Collected data

+--

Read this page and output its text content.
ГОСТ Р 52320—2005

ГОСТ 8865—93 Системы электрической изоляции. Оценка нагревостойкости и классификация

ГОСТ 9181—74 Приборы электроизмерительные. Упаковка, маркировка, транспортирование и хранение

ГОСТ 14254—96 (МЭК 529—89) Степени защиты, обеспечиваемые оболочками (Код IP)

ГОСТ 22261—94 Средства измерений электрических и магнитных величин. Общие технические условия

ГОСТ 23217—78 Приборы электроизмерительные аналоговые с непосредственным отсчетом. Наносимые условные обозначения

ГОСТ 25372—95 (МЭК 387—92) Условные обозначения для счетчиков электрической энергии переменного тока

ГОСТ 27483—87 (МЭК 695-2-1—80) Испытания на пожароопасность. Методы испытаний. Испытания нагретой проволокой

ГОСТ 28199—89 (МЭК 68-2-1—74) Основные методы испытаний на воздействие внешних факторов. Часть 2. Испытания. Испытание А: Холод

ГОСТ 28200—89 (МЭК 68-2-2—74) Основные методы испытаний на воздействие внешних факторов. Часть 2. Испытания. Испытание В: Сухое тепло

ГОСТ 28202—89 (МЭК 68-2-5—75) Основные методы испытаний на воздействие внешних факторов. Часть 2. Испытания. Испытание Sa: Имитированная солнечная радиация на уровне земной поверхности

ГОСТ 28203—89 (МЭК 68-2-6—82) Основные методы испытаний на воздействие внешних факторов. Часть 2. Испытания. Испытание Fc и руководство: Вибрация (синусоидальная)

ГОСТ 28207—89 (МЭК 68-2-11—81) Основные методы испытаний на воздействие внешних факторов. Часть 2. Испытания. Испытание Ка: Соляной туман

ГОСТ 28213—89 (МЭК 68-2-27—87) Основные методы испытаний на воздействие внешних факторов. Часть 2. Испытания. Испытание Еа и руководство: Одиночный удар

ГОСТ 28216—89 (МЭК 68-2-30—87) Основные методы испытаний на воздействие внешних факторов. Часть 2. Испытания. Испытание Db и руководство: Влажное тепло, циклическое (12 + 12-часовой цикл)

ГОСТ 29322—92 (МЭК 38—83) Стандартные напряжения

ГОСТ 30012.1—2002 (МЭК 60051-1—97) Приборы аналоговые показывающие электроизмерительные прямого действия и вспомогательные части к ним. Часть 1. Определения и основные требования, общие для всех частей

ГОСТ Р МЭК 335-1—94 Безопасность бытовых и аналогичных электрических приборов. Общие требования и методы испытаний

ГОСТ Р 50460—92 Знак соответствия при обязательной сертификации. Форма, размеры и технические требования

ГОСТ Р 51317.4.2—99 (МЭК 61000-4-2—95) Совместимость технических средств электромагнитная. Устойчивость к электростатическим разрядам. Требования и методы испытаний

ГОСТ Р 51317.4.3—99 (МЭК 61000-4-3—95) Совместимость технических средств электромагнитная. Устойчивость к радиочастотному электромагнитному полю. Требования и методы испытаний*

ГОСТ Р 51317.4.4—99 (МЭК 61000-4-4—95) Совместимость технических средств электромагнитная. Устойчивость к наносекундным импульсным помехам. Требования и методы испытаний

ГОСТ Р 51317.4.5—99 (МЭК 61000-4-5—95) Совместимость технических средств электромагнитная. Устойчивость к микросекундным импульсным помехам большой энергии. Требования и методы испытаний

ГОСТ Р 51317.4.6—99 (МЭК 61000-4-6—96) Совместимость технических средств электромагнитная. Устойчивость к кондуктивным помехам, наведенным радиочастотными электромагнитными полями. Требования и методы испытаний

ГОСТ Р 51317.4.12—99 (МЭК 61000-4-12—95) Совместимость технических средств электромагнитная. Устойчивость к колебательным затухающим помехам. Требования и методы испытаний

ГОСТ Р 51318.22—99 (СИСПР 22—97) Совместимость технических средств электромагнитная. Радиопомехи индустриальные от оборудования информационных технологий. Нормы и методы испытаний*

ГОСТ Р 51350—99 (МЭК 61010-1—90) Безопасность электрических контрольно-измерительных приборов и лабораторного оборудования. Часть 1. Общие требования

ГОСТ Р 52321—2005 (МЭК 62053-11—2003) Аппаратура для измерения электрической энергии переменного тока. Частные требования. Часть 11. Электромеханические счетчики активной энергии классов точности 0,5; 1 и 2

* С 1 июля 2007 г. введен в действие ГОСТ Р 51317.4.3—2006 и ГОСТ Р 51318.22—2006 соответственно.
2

+--

PROBLEM STATEMENT:
Produce a verbatim transcription of the entries above.

FULL SOLUTION:
Read this page and output its text content.
ГОСТ Р 52320—2005

ГОСТ 8865—93 Системы электрической изоляции. Оценка нагревостойкости и классификация

ГОСТ 9181—74 Приборы электроизмерительные. Упаковка, маркировка, транспортирование и хранение

ГОСТ 14254—96 (МЭК 529—89) Степени защиты, обеспечиваемые оболочками (Код IP)

ГОСТ 22261—94 Средства измерений электрических и магнитных величин. Общие технические условия

ГОСТ 23217—78 Приборы электроизмерительные аналоговые с непосредственным отсчетом. Наносимые условные обозначения

ГОСТ 25372—95 (МЭК 387—92) Условные обозначения для счетчиков электрической энергии переменного тока

ГОСТ 27483—87 (МЭК 695-2-1—80) Испытания на пожароопасность. Методы испытаний. Испытания нагретой проволокой

ГОСТ 28199—89 (МЭК 68-2-1—74) Основные методы испытаний на воздействие внешних факторов. Часть 2. Испытания. Испытание А: Холод

ГОСТ 28200—89 (МЭК 68-2-2—74) Основные методы испытаний на воздействие внешних факторов. Часть 2. Испытания. Испытание В: Сухое тепло

ГОСТ 28202—89 (МЭК 68-2-5—75) Основные методы испытаний на воздействие внешних факторов. Часть 2. Испытания. Испытание Sa: Имитированная солнечная радиация на уровне земной поверхности

ГОСТ 28203—89 (МЭК 68-2-6—82) Основные методы испытаний на воздействие внешних факторов. Часть 2. Испытания. Испытание Fc и руководство: Вибрация (синусоидальная)

ГОСТ 28207—89 (МЭК 68-2-11—81) Основные методы испытаний на воздействие внешних факторов. Часть 2. Испытания. Испытание Ка: Соляной туман

ГОСТ 28213—89 (МЭК 68-2-27—87) Основные методы испытаний на воздействие внешних факторов. Часть 2. Испытания. Испытание Еа и руководство: Одиночный удар

ГОСТ 28216—89 (МЭК 68-2-30—87) Основные методы испытаний на воздействие внешних факторов. Часть 2. Испытания. Испытание Db и руководство: Влажное тепло, циклическое (12 + 12-часовой цикл)

ГОСТ 29322—92 (МЭК 38—83) Стандартные напряжения

ГОСТ 30012.1—2002 (МЭК 60051-1—97) Приборы аналоговые показывающие электроизмерительные прямого действия и вспомогательные части к ним. Часть 1. Определения и основные требования, общие для всех частей

ГОСТ Р МЭК 335-1—94 Безопасность бытовых и аналогичных электрических приборов. Общие требования и методы испытаний

ГОСТ Р 50460—92 Знак соответствия при обязательной сертификации. Форма, размеры и технические требования

ГОСТ Р 51317.4.2—99 (МЭК 61000-4-2—95) Совместимость технических средств электромагнитная. Устойчивость к электростатическим разрядам. Требования и методы испытаний

ГОСТ Р 51317.4.3—99 (МЭК 61000-4-3—95) Совместимость технических средств электромагнитная. Устойчивость к радиочастотному электромагнитному полю. Требования и методы испытаний*

ГОСТ Р 51317.4.4—99 (МЭК 61000-4-4—95) Совместимость технических средств электромагнитная. Устойчивость к наносекундным импульсным помехам. Требования и методы испытаний

ГОСТ Р 51317.4.5—99 (МЭК 61000-4-5—95) Совместимость технических средств электромагнитная. Устойчивость к микросекундным импульсным помехам большой энергии. Требования и методы испытаний

ГОСТ Р 51317.4.6—99 (МЭК 61000-4-6—96) Совместимость технических средств электромагнитная. Устойчивость к кондуктивным помехам, наведенным радиочастотными электромагнитными полями. Требования и методы испытаний

ГОСТ Р 51317.4.12—99 (МЭК 61000-4-12—95) Совместимость технических средств электромагнитная. Устойчивость к колебательным затухающим помехам. Требования и методы испытаний

ГОСТ Р 51318.22—99 (СИСПР 22—97) Совместимость технических средств электромагнитная. Радиопомехи индустриальные от оборудования информационных технологий. Нормы и методы испытаний*

ГОСТ Р 51350—99 (МЭК 61010-1—90) Безопасность электрических контрольно-измерительных приборов и лабораторного оборудования. Часть 1. Общие требования

ГОСТ Р 52321—2005 (МЭК 62053-11—2003) Аппаратура для измерения электрической энергии переменного тока. Частные требования. Часть 11. Электромеханические счетчики активной энергии классов точности 0,5; 1 и 2

* С 1 июля 2007 г. введен в действие ГОСТ Р 51317.4.3—2006 и ГОСТ Р 51318.22—2006 соответственно.
2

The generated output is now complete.